■ Given request 1:
In the text on POSIX national locales and profiles, what does APE stand for?

5.2 The purpose of the National locale

The purpose of the national locale is to specify for a given
culture, given by the country and the language and specified by a
ISO member body, a POSIX locale that is directed towards this, so
that users can refer to this locale and obtain consistent
behaviour across the hardware and software platforms conforming
to this locale. It is expected that many national standardisation
organisations will make national standards on their locales,
which then can be used also for procurement.

The national locale will in most cases build on already existing
national standards, for example on formatting and collation, but
will sometimes reflect customary specifications, for example for
date and time there often does not exist an adequate national
standard.

6. Concept of National Profiles

POSIX is a platform of Open System Environment (OSE), and APE
(Application Environment Profile) is a set of parameters and the
selection of options for the base standards included in OSE to
support the execution of application programs for a given
application field. It includes the parameters and option
selections for the relevant base standards such as the platform
standards like POSIX and application specific standards like GKS,
SQL and so on.

A National Profile for a specific cultural region or a nation is
a set of parameters and option selections for several base
standards like POSIX. These standards may be National Standards
like JIS X0208, and they may be extensions of international
standards. National Profile cannot avoid such non-international
standards because it should specify the local cultural aspects.

Application Environment Profile and National Profile may be based
on National Standards, and therefore it is necessary to
coordinate in defining the parameters and option selections from
the view point of international harmonization to support
international application portability and interoperability.

Granting this fact, there are several levels of conformance both
for a given POSIX application environment profile and a given
POSIX National Profile as follows:

For Application Environment Profile:

(1) Strictly Conforming POSIX Application for POSIX AEP

An application that can be executed for any parameters and
options for POSIX

(2) ISO/IEC Conforming POSIX Application for POSIX AEP

An application that requires only specific POSIX related
parameters and options.

(3) ISO/IEC Conforming POSIX Application using Extensions for
POSIX AEP

An application that requires not only specific POSIX related
parameters and options but also other ISO/IEC standards and their
international profiles.

For POSIX National Profile:

(1) National Body Conforming POSIX Application for POSIX NP

An application that requires only the POSIX related parameters
and options defined in POSIX National Profile.

(2) National Body Conforming POSIX Application using Extensions
for POSIX NP

An application that requires POSIX related parameters and options
defined in POSIX National Profile, national profiles for other
ISO/IEC standards, and national body standards.

■ Data listing:

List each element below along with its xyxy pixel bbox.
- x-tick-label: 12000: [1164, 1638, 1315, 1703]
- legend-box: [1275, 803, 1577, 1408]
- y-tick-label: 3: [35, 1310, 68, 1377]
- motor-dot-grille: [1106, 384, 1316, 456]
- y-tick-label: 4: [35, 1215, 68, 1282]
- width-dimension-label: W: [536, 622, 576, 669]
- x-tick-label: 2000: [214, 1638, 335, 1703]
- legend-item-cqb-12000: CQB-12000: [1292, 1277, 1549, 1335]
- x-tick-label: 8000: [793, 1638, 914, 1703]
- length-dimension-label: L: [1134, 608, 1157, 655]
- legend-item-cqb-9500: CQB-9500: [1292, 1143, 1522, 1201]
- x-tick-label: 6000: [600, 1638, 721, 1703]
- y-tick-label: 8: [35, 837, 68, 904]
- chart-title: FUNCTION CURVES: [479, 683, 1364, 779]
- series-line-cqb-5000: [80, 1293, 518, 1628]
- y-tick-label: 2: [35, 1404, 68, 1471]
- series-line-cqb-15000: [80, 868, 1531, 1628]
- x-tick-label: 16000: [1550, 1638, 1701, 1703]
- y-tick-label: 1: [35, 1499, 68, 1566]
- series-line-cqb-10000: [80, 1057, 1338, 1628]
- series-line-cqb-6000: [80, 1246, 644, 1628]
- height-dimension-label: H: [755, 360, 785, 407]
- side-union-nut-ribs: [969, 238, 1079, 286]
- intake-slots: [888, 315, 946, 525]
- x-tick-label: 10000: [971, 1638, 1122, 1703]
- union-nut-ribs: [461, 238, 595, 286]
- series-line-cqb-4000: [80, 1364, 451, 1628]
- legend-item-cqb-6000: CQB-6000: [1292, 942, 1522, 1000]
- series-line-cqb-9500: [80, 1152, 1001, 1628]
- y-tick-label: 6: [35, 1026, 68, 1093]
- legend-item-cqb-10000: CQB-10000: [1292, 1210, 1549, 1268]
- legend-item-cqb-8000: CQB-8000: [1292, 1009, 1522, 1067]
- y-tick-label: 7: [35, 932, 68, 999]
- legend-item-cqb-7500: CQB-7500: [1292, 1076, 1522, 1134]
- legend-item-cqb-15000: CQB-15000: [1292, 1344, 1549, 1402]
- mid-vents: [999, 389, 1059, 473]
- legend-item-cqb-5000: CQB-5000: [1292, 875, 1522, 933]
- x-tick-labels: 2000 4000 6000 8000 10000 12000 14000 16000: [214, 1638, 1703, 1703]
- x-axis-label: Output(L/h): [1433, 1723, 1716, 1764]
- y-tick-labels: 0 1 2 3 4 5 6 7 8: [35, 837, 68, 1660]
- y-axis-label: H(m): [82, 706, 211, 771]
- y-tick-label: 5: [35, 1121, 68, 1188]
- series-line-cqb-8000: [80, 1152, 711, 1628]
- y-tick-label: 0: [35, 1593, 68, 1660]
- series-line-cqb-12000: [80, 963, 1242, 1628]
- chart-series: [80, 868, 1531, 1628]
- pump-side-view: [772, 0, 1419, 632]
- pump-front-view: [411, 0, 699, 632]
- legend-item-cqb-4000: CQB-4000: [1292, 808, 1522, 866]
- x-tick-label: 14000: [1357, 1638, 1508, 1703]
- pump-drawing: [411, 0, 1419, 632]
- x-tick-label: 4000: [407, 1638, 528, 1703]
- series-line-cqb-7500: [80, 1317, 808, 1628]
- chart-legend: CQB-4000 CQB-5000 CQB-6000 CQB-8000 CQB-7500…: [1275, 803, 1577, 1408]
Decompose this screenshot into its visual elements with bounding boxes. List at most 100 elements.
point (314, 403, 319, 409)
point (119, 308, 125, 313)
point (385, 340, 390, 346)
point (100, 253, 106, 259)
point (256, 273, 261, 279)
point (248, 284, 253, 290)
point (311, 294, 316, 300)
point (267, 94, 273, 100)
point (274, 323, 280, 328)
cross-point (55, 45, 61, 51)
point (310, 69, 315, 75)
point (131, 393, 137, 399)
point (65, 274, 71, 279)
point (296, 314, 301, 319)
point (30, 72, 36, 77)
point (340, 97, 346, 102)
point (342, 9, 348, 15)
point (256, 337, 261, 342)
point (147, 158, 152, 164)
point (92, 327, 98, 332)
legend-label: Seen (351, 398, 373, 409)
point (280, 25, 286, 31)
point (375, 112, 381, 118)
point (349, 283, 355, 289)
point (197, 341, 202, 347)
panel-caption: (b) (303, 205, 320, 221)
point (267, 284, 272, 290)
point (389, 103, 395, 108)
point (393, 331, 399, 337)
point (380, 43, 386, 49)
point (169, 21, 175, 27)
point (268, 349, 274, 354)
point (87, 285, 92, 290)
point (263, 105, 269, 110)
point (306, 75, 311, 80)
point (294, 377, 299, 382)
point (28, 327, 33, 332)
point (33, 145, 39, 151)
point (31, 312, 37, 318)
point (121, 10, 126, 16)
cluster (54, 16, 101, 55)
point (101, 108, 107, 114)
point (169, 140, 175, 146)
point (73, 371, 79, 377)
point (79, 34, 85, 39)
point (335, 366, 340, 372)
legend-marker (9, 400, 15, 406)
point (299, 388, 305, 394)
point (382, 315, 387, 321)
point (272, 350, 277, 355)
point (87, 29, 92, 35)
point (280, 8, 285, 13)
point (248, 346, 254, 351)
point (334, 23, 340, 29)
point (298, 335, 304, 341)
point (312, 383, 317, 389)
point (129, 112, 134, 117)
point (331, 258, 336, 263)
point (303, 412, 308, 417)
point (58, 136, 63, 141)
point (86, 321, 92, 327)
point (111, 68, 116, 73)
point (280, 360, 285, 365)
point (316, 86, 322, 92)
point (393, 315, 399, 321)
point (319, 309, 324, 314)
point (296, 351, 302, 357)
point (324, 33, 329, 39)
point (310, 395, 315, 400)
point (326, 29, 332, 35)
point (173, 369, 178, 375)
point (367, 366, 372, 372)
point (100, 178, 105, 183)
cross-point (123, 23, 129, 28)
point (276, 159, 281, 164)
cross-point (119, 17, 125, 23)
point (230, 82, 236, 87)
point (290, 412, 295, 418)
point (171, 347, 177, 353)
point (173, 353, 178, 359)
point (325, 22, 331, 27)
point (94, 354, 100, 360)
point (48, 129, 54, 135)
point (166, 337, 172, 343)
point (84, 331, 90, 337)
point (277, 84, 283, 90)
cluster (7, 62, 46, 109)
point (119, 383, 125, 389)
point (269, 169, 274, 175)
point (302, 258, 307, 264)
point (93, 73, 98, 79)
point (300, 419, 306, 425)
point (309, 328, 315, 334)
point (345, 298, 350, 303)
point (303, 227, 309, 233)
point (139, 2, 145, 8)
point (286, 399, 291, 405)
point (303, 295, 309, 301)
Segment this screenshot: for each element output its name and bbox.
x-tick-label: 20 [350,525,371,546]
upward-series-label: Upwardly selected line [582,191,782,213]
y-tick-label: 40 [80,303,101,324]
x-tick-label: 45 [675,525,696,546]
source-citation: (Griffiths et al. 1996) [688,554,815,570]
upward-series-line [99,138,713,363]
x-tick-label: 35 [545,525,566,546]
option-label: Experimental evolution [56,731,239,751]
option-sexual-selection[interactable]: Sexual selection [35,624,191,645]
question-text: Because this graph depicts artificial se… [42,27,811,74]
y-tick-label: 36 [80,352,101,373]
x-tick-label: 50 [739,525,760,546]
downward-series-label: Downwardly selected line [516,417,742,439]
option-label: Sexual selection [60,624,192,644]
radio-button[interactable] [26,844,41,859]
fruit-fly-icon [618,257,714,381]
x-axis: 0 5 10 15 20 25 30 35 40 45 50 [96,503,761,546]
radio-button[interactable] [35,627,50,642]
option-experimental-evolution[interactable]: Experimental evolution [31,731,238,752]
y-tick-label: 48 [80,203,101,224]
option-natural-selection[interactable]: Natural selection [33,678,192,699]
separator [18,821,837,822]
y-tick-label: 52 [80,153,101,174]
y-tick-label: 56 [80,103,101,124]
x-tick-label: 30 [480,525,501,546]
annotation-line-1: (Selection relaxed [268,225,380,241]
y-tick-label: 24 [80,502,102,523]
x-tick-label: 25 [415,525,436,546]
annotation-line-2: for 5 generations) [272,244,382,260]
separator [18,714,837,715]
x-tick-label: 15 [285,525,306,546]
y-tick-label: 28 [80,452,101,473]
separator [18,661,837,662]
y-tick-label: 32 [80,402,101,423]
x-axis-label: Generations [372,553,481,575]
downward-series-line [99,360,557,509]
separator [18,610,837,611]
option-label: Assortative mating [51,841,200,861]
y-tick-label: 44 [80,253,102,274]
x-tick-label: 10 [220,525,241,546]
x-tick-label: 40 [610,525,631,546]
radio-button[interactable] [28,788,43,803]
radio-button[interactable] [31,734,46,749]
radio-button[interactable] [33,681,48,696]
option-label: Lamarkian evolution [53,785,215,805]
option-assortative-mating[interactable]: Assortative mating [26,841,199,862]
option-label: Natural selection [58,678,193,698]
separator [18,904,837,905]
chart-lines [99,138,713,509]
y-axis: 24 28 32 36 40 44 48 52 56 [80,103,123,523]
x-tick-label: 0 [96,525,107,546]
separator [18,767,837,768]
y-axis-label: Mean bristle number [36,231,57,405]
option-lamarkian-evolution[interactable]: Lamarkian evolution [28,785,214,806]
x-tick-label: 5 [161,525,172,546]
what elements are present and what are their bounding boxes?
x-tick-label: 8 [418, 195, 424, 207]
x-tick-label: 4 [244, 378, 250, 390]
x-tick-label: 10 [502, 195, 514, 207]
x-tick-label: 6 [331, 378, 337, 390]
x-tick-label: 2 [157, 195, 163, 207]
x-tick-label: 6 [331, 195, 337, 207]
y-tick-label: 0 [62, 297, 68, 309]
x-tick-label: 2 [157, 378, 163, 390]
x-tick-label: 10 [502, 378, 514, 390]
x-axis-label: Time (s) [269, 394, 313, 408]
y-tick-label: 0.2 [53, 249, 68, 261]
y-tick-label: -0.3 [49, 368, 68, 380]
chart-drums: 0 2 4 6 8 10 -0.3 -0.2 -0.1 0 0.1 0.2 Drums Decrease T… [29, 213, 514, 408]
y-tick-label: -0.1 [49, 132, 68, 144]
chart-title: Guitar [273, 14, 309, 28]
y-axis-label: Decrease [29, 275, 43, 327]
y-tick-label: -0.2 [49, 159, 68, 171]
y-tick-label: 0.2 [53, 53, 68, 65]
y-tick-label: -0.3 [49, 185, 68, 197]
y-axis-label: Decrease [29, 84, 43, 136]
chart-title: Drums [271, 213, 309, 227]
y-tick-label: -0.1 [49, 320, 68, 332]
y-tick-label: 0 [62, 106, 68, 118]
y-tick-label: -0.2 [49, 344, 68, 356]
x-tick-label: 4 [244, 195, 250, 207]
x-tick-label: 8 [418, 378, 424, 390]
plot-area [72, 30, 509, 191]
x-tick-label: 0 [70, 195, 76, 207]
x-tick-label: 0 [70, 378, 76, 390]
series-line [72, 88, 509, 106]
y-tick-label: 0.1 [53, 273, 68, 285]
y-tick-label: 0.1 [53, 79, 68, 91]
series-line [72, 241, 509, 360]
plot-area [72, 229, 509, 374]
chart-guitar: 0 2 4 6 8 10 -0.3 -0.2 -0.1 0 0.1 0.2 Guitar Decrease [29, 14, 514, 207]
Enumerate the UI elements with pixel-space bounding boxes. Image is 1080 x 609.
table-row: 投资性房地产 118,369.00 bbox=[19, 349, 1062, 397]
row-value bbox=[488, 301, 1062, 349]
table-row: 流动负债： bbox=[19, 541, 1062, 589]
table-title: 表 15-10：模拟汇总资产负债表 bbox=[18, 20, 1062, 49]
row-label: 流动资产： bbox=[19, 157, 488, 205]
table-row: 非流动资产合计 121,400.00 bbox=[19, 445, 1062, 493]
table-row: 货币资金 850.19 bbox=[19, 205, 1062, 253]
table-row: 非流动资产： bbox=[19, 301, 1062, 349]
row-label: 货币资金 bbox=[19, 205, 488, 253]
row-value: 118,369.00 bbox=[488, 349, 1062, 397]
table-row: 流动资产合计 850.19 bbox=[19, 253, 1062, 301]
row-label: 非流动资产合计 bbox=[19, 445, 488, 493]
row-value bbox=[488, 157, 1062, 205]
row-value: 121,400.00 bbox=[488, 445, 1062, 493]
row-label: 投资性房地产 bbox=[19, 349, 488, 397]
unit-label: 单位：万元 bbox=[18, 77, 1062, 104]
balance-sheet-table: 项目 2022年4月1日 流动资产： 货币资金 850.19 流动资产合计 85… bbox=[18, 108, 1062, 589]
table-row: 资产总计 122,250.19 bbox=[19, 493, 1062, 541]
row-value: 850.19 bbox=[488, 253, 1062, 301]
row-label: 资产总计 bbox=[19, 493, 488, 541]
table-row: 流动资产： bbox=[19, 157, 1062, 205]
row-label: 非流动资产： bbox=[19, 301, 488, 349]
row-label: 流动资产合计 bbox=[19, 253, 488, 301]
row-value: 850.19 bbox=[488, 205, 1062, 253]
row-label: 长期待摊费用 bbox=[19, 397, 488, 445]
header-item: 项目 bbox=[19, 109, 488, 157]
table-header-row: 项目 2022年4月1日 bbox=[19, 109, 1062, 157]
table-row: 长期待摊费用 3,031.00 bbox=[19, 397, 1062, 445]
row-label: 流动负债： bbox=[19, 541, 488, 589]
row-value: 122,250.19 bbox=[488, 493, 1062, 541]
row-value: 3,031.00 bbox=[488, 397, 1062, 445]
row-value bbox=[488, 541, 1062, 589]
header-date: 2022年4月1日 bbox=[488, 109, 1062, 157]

■ Given request 2:
Format the entries as a JSON list of strings, one string per line, skipping blank lines. Cover only the span from the first line of the entries up to and including the line containing "- y-tick-label: 0: [35, 1593, 68, 1660]".

■ Final result 1:
Application Environment Profile

■ Final result 2:
[
  "List each element below along with its xyxy pixel bbox.",
  "- x-tick-label: 12000: [1164, 1638, 1315, 1703]",
  "- legend-box: [1275, 803, 1577, 1408]",
  "- y-tick-label: 3: [35, 1310, 68, 1377]",
  "- motor-dot-grille: [1106, 384, 1316, 456]",
  "- y-tick-label: 4: [35, 1215, 68, 1282]",
  "- width-dimension-label: W: [536, 622, 576, 669]",
  "- x-tick-label: 2000: [214, 1638, 335, 1703]",
  "- legend-item-cqb-12000: CQB-12000: [1292, 1277, 1549, 1335]",
  "- x-tick-label: 8000: [793, 1638, 914, 1703]",
  "- length-dimension-label: L: [1134, 608, 1157, 655]",
  "- legend-item-cqb-9500: CQB-9500: [1292, 1143, 1522, 1201]",
  "- x-tick-label: 6000: [600, 1638, 721, 1703]",
  "- y-tick-label: 8: [35, 837, 68, 904]",
  "- chart-title: FUNCTION CURVES: [479, 683, 1364, 779]",
  "- series-line-cqb-5000: [80, 1293, 518, 1628]",
  "- y-tick-label: 2: [35, 1404, 68, 1471]",
  "- series-line-cqb-15000: [80, 868, 1531, 1628]",
  "- x-tick-label: 16000: [1550, 1638, 1701, 1703]",
  "- y-tick-label: 1: [35, 1499, 68, 1566]",
  "- series-line-cqb-10000: [80, 1057, 1338, 1628]",
  "- series-line-cqb-6000: [80, 1246, 644, 1628]",
  "- height-dimension-label: H: [755, 360, 785, 407]",
  "- side-union-nut-ribs: [969, 238, 1079, 286]",
  "- intake-slots: [888, 315, 946, 525]",
  "- x-tick-label: 10000: [971, 1638, 1122, 1703]",
  "- union-nut-ribs: [461, 238, 595, 286]",
  "- series-line-cqb-4000: [80, 1364, 451, 1628]",
  "- legend-item-cqb-6000: CQB-6000: [1292, 942, 1522, 1000]",
  "- series-line-cqb-9500: [80, 1152, 1001, 1628]",
  "- y-tick-label: 6: [35, 1026, 68, 1093]",
  "- legend-item-cqb-10000: CQB-10000: [1292, 1210, 1549, 1268]",
  "- legend-item-cqb-8000: CQB-8000: [1292, 1009, 1522, 1067]",
  "- y-tick-label: 7: [35, 932, 68, 999]",
  "- legend-item-cqb-7500: CQB-7500: [1292, 1076, 1522, 1134]",
  "- legend-item-cqb-15000: CQB-15000: [1292, 1344, 1549, 1402]",
  "- mid-vents: [999, 389, 1059, 473]",
  "- legend-item-cqb-5000: CQB-5000: [1292, 875, 1522, 933]",
  "- x-tick-labels: 2000 4000 6000 8000 10000 12000 14000 16000: [214, 1638, 1703, 1703]",
  "- x-axis-label: Output(L/h): [1433, 1723, 1716, 1764]",
  "- y-tick-labels: 0 1 2 3 4 5 6 7 8: [35, 837, 68, 1660]",
  "- y-axis-label: H(m): [82, 706, 211, 771]",
  "- y-tick-label: 5: [35, 1121, 68, 1188]",
  "- series-line-cqb-8000: [80, 1152, 711, 1628]",
  "- y-tick-label: 0: [35, 1593, 68, 1660]"
]